— start GIVEN DATA —
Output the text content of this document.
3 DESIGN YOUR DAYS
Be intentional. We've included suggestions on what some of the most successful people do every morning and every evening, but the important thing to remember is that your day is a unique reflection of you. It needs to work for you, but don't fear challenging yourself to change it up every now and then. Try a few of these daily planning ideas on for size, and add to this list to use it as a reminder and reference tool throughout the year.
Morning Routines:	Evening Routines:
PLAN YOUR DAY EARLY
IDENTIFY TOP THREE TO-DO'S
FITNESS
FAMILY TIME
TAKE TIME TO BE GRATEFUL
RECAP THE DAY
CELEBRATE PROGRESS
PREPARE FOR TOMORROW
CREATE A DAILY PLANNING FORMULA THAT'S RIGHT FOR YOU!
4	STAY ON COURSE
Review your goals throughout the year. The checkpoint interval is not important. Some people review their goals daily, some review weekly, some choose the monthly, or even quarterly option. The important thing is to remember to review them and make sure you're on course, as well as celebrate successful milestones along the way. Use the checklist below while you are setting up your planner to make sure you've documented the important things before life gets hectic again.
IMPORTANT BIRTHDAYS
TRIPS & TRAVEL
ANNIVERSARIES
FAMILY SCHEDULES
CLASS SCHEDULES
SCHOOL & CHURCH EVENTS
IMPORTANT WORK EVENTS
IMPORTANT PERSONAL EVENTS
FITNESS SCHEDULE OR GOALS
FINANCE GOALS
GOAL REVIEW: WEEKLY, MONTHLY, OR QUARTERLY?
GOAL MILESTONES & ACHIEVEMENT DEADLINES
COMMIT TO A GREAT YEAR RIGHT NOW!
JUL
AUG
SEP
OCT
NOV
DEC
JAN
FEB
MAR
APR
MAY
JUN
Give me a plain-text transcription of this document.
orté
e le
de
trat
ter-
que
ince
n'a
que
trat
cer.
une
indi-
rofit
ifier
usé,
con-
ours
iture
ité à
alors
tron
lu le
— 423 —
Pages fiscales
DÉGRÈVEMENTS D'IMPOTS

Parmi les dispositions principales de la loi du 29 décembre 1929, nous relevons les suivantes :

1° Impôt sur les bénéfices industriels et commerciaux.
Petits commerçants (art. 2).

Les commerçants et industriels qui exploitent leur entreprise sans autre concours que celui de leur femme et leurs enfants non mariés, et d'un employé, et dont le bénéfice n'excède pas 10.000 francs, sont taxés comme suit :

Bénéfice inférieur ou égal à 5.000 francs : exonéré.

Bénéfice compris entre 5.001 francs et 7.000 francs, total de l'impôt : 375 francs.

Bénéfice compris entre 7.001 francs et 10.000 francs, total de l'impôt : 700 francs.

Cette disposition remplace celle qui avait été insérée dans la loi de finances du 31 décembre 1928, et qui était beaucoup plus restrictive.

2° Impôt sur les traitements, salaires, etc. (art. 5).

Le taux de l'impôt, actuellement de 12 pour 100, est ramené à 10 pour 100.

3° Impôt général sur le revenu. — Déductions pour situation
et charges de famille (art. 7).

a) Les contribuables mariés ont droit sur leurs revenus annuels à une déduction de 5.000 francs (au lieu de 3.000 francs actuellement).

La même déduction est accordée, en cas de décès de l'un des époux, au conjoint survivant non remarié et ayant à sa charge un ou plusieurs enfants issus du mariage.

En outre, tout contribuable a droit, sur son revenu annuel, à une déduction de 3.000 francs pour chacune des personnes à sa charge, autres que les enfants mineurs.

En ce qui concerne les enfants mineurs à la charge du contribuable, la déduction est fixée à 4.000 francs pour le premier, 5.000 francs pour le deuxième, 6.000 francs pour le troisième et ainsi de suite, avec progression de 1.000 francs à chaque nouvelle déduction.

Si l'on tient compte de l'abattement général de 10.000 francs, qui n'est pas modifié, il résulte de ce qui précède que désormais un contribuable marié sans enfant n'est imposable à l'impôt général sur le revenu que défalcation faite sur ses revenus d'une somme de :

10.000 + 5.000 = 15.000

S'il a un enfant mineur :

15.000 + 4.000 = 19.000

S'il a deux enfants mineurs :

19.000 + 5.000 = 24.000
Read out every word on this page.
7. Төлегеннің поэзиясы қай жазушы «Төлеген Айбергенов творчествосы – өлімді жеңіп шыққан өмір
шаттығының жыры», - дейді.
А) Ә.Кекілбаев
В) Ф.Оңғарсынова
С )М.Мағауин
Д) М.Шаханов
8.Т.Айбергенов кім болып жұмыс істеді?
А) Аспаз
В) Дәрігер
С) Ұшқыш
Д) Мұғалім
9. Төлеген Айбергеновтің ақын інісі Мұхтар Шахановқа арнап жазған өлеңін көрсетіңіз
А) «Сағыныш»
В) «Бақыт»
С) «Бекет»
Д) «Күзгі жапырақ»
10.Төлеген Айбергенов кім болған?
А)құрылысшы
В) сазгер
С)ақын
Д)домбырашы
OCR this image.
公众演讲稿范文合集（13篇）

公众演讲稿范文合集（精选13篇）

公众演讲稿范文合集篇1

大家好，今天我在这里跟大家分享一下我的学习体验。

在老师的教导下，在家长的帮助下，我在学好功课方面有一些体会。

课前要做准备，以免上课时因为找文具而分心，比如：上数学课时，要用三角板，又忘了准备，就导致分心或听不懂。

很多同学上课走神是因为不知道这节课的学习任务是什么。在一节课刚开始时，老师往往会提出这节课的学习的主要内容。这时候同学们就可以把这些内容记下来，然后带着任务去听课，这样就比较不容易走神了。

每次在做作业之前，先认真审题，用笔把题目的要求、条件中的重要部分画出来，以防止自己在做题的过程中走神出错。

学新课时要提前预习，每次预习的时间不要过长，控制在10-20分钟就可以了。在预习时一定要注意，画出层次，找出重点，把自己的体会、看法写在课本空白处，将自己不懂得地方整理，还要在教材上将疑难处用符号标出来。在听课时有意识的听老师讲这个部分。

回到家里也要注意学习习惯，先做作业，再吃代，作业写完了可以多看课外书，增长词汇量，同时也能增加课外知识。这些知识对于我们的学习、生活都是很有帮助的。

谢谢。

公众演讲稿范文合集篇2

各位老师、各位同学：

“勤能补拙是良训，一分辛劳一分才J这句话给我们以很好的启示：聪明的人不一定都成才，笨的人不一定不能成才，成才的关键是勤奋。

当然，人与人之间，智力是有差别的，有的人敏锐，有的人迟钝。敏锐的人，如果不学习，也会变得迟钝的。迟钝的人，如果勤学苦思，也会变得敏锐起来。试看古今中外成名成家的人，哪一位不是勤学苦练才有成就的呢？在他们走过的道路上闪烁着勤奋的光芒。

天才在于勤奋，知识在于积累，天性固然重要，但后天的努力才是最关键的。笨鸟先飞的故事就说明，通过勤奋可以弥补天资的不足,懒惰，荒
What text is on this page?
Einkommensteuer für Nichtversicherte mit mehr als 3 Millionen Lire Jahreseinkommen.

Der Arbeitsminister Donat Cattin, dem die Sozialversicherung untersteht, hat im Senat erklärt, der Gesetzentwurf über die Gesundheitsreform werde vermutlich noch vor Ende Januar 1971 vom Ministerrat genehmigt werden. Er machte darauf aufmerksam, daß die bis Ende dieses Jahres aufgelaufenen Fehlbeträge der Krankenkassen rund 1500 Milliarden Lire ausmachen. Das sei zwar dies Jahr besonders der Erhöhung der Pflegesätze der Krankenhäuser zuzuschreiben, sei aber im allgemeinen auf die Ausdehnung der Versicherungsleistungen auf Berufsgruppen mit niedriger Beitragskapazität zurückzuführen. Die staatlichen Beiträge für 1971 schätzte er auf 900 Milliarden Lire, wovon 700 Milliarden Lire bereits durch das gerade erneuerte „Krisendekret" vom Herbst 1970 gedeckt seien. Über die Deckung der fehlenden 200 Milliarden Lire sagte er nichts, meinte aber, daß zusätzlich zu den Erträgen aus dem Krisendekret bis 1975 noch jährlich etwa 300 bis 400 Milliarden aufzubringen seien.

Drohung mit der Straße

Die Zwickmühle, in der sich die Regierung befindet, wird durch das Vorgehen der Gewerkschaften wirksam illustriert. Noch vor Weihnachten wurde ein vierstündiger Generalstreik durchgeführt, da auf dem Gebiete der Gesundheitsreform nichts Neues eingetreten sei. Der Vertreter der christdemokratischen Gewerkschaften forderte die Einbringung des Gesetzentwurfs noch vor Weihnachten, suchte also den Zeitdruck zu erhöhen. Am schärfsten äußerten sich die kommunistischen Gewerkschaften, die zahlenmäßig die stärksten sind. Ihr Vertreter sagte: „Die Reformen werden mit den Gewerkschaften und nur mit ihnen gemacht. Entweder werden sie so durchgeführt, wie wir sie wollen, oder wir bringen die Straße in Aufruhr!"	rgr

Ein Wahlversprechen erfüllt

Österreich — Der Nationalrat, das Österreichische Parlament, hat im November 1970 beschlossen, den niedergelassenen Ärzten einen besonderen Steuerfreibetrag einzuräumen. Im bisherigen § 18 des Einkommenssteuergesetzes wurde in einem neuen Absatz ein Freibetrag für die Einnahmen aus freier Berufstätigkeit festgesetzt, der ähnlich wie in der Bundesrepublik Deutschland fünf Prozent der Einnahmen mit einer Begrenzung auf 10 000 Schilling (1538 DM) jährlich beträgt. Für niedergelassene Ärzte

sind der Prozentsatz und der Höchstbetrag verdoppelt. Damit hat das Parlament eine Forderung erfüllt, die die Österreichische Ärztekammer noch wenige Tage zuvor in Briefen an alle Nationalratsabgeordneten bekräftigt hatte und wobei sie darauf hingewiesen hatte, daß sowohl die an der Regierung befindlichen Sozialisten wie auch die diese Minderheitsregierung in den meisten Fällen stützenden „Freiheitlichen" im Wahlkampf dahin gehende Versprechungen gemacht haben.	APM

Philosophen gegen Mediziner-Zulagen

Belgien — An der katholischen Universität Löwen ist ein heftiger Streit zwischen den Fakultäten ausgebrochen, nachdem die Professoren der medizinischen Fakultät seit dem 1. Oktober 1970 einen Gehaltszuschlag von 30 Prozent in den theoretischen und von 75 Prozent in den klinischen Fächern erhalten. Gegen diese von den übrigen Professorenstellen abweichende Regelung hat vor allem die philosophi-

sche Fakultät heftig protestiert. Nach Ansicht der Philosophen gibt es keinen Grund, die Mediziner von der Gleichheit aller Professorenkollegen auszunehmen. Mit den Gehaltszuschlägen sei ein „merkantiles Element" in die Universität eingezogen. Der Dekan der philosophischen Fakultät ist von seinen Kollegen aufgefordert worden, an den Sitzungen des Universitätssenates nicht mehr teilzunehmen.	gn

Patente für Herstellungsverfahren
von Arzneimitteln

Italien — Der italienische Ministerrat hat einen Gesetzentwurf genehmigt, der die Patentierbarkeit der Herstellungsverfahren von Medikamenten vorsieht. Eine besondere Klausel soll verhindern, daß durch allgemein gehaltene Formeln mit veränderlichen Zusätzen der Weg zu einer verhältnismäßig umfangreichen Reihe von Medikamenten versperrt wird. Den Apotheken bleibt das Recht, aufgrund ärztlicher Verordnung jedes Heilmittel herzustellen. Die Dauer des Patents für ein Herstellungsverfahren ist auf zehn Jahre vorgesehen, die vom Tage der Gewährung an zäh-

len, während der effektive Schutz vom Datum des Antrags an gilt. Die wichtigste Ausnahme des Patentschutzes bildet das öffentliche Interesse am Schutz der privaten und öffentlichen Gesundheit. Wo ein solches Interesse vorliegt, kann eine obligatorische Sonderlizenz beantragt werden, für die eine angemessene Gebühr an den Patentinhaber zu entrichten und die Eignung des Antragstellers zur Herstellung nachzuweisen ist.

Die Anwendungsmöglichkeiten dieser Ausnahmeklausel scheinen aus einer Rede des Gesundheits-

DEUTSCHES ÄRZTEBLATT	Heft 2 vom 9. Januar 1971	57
— end GIVEN DATA —
◆ DESCRIPTION OF THE TASK ◆
Search the entries for the word "mineurs", then gather every line that has it.

◆ OUTPUT BELOW ◆
En outre, tout contribuable a droit, sur son revenu annuel, à une déduction de 3.000 francs pour chacune des personnes à sa charge, autres que les enfants mineurs.
En ce qui concerne les enfants mineurs à la charge du contribuable, la déduction est fixée à 4.000 francs pour le premier, 5.000 francs pour le deuxième, 6.000 francs pour le troisième et ainsi de suite, avec progression de 1.000 francs à chaque nouvelle déduction.
S'il a deux enfants mineurs :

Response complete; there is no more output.